Extracted entries
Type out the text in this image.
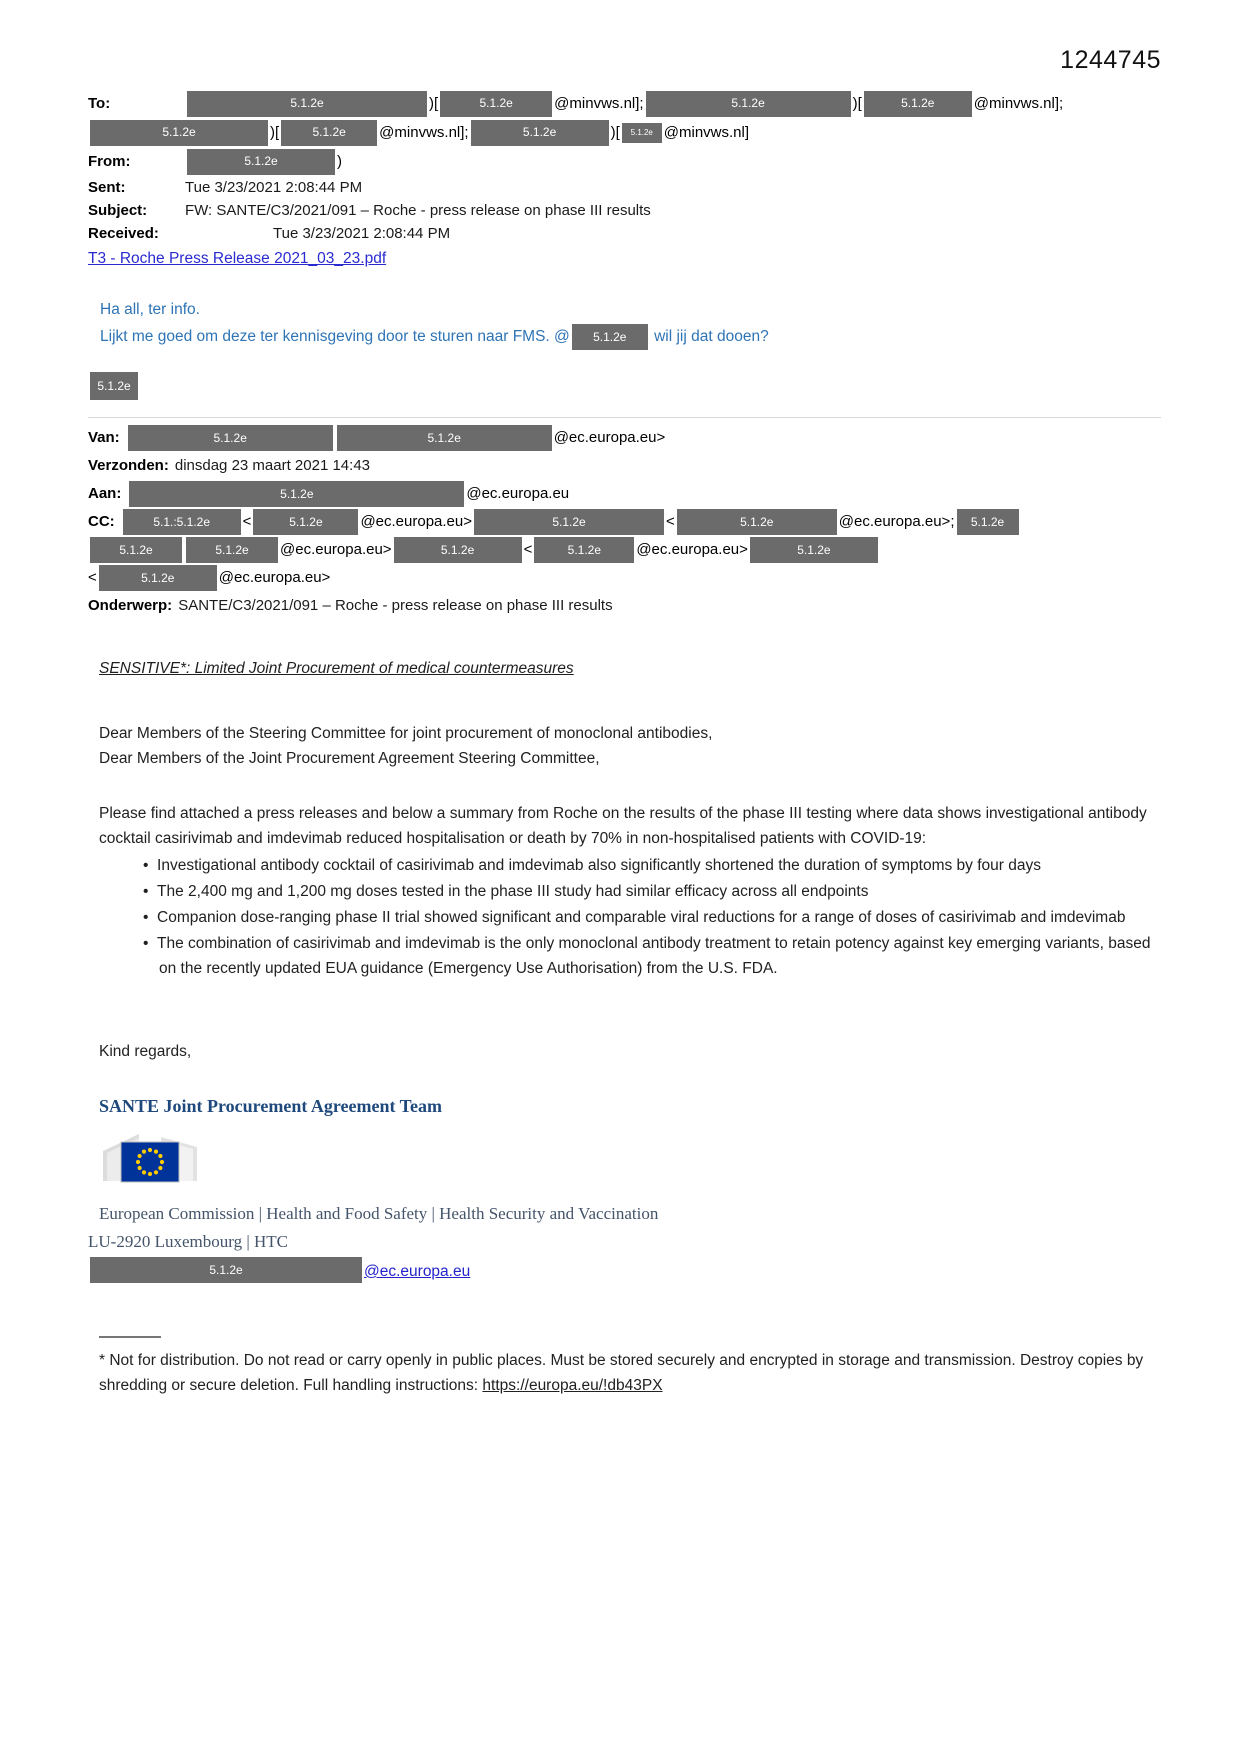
1244745
To:	5.1.2e	)[	5.1.2e	@minvws.nl];	5.1.2e	)[	5.1.2e	@minvws.nl];
5.1.2e	)[	5.1.2e	@minvws.nl];	5.1.2e	)[	5.1.2e @minvws.nl]
From:	5.1.2e	)
Sent:	Tue 3/23/2021 2:08:44 PM
Subject:	FW: SANTE/C3/2021/091 – Roche - press release on phase III results
Received:	Tue 3/23/2021 2:08:44 PM
T3 - Roche Press Release 2021_03_23.pdf
Ha all, ter info.
Lijkt me goed om deze ter kennisgeving door te sturen naar FMS. @	5.1.2e	wil jij dat dooen?
5.1.2e
Van:	5.1.2e	5.1.2e	@ec.europa.eu>
Verzonden: dinsdag 23 maart 2021 14:43
Aan:	5.1.2e	@ec.europa.eu
CC:	5.1.:5.1.2e	<	5.1.2e	@ec.europa.eu>	5.1.2e	<	5.1.2e	@ec.europa.eu>;	5.1.2e
5.1.2e	5.1.2e	@ec.europa.eu>	5.1.2e	<	5.1.2e	@ec.europa.eu>	5.1.2e
<	5.1.2e	@ec.europa.eu>
Onderwerp: SANTE/C3/2021/091 – Roche - press release on phase III results
SENSITIVE*: Limited Joint Procurement of medical countermeasures
Dear Members of the Steering Committee for joint procurement of monoclonal antibodies,
Dear Members of the Joint Procurement Agreement Steering Committee,
Please find attached a press releases and below a summary from Roche on the results of the phase III testing where data shows investigational antibody cocktail casirivimab and imdevimab reduced hospitalisation or death by 70% in non-hospitalised patients with COVID-19:
•  Investigational antibody cocktail of casirivimab and imdevimab also significantly shortened the duration of symptoms by four days
•  The 2,400 mg and 1,200 mg doses tested in the phase III study had similar efficacy across all endpoints
•  Companion dose-ranging phase II trial showed significant and comparable viral reductions for a range of doses of casirivimab and imdevimab
•  The combination of casirivimab and imdevimab is the only monoclonal antibody treatment to retain potency against key emerging variants, based on the recently updated EUA guidance (Emergency Use Authorisation) from the U.S. FDA.
Kind regards,
SANTE Joint Procurement Agreement Team
European Commission | Health and Food Safety | Health Security and Vaccination
LU-2920 Luxembourg | HTC
5.1.2e	@ec.europa.eu
* Not for distribution. Do not read or carry openly in public places. Must be stored securely and encrypted in storage and transmission. Destroy copies by shredding or secure deletion. Full handling instructions: https://europa.eu/!db43PX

Exercise objective
Leave the images out and give the rest of the data again exactly.

Exercise output
Type out the text in this image.
1244745
To:	5.1.2e	)[	5.1.2e	@minvws.nl];	5.1.2e	)[	5.1.2e	@minvws.nl];
5.1.2e	)[	5.1.2e	@minvws.nl];	5.1.2e	)[	5.1.2e @minvws.nl]
From:	5.1.2e	)
Sent:	Tue 3/23/2021 2:08:44 PM
Subject:	FW: SANTE/C3/2021/091 – Roche - press release on phase III results
Received:	Tue 3/23/2021 2:08:44 PM
T3 - Roche Press Release 2021_03_23.pdf
Ha all, ter info.
Lijkt me goed om deze ter kennisgeving door te sturen naar FMS. @	5.1.2e	wil jij dat dooen?
5.1.2e
Van:	5.1.2e	5.1.2e	@ec.europa.eu>
Verzonden: dinsdag 23 maart 2021 14:43
Aan:	5.1.2e	@ec.europa.eu
CC:	5.1.:5.1.2e	<	5.1.2e	@ec.europa.eu>	5.1.2e	<	5.1.2e	@ec.europa.eu>;	5.1.2e
5.1.2e	5.1.2e	@ec.europa.eu>	5.1.2e	<	5.1.2e	@ec.europa.eu>	5.1.2e
<	5.1.2e	@ec.europa.eu>
Onderwerp: SANTE/C3/2021/091 – Roche - press release on phase III results
SENSITIVE*: Limited Joint Procurement of medical countermeasures
Dear Members of the Steering Committee for joint procurement of monoclonal antibodies,
Dear Members of the Joint Procurement Agreement Steering Committee,
Please find attached a press releases and below a summary from Roche on the results of the phase III testing where data shows investigational antibody cocktail casirivimab and imdevimab reduced hospitalisation or death by 70% in non-hospitalised patients with COVID-19:
•  Investigational antibody cocktail of casirivimab and imdevimab also significantly shortened the duration of symptoms by four days
•  The 2,400 mg and 1,200 mg doses tested in the phase III study had similar efficacy across all endpoints
•  Companion dose-ranging phase II trial showed significant and comparable viral reductions for a range of doses of casirivimab and imdevimab
•  The combination of casirivimab and imdevimab is the only monoclonal antibody treatment to retain potency against key emerging variants, based on the recently updated EUA guidance (Emergency Use Authorisation) from the U.S. FDA.
Kind regards,
SANTE Joint Procurement Agreement Team
European Commission | Health and Food Safety | Health Security and Vaccination
LU-2920 Luxembourg | HTC
5.1.2e	@ec.europa.eu
* Not for distribution. Do not read or carry openly in public places. Must be stored securely and encrypted in storage and transmission. Destroy copies by shredding or secure deletion. Full handling instructions: https://europa.eu/!db43PX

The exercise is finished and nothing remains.